**Collected data entries:**

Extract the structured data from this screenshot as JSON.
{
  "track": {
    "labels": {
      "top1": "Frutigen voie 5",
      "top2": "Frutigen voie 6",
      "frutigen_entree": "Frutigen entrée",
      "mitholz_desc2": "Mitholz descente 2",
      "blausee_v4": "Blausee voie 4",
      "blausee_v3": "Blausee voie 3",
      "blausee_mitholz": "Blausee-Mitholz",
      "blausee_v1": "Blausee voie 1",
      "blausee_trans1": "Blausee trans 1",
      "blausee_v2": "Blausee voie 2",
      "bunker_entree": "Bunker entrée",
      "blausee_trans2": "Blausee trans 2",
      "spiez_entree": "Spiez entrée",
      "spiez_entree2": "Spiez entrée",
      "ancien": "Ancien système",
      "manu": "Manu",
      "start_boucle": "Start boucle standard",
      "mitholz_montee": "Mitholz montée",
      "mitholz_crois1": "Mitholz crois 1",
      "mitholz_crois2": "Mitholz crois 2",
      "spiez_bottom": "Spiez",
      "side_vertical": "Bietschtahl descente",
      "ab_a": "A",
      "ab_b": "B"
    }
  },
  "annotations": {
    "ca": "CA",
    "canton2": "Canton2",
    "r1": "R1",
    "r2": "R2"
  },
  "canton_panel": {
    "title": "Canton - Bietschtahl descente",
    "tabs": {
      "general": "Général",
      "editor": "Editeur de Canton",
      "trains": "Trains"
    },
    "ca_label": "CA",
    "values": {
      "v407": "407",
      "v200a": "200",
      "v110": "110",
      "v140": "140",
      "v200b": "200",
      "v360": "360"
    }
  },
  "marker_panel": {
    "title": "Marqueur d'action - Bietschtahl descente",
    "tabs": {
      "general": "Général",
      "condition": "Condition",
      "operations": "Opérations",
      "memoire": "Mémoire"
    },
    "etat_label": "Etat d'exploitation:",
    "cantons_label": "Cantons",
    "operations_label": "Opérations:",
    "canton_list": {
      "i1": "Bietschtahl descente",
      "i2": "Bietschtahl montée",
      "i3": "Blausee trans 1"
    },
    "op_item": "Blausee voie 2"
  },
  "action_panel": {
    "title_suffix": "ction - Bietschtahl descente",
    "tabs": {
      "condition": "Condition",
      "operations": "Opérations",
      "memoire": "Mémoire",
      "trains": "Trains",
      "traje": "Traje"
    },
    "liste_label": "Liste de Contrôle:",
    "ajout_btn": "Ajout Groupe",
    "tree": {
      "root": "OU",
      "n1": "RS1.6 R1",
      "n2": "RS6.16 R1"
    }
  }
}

**SHORT TASK:** Scan the entries above. Copy each line that has the string "montée".

**OUTPUT:**
      "mitholz_montee": "Mitholz montée",
      "i2": "Bietschtahl montée",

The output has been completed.